What the exercise asks: Set out each line from the following listing that includes the word "ylabel".

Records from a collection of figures
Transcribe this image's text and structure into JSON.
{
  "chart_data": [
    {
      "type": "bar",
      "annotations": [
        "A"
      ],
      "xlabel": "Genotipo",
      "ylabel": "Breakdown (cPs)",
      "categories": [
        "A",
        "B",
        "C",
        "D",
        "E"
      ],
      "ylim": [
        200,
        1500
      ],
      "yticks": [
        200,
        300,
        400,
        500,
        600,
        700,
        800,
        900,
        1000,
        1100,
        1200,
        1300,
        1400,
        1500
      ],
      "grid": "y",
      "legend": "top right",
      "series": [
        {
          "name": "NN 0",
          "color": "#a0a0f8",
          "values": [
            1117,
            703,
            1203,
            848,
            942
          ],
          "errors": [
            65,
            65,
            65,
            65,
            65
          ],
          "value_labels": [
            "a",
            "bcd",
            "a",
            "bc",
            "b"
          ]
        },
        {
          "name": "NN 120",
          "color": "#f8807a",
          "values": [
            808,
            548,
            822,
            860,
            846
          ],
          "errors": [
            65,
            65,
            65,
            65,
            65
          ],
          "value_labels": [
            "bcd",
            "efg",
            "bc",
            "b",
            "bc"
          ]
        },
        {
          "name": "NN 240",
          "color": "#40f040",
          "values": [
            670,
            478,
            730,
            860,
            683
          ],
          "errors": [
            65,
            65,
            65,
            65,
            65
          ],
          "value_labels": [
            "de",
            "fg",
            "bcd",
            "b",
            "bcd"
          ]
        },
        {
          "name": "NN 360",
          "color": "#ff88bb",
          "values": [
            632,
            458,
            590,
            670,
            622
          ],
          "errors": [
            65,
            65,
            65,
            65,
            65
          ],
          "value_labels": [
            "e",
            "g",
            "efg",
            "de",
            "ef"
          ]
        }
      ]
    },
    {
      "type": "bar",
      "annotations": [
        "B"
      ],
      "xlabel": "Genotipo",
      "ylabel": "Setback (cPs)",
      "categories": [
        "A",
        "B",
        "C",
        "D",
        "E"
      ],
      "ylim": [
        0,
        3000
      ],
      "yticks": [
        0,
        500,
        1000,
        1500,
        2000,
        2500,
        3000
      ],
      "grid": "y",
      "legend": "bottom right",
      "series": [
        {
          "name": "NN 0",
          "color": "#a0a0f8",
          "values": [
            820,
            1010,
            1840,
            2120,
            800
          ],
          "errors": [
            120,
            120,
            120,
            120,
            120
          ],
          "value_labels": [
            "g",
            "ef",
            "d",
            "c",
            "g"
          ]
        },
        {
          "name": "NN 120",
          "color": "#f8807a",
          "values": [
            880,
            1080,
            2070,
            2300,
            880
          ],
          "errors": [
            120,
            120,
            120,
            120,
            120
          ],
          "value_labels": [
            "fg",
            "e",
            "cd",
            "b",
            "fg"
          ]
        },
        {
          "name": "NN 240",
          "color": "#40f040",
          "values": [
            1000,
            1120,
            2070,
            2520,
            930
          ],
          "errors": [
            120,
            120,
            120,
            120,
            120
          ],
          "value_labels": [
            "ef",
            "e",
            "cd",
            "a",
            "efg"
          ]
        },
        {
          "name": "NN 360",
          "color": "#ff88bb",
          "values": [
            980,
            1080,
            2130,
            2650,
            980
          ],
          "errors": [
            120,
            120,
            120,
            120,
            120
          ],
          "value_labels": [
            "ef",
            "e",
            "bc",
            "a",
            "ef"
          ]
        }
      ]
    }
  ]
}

Result of the task:
      "ylabel": "Breakdown (cPs)",
      "ylabel": "Setback (cPs)",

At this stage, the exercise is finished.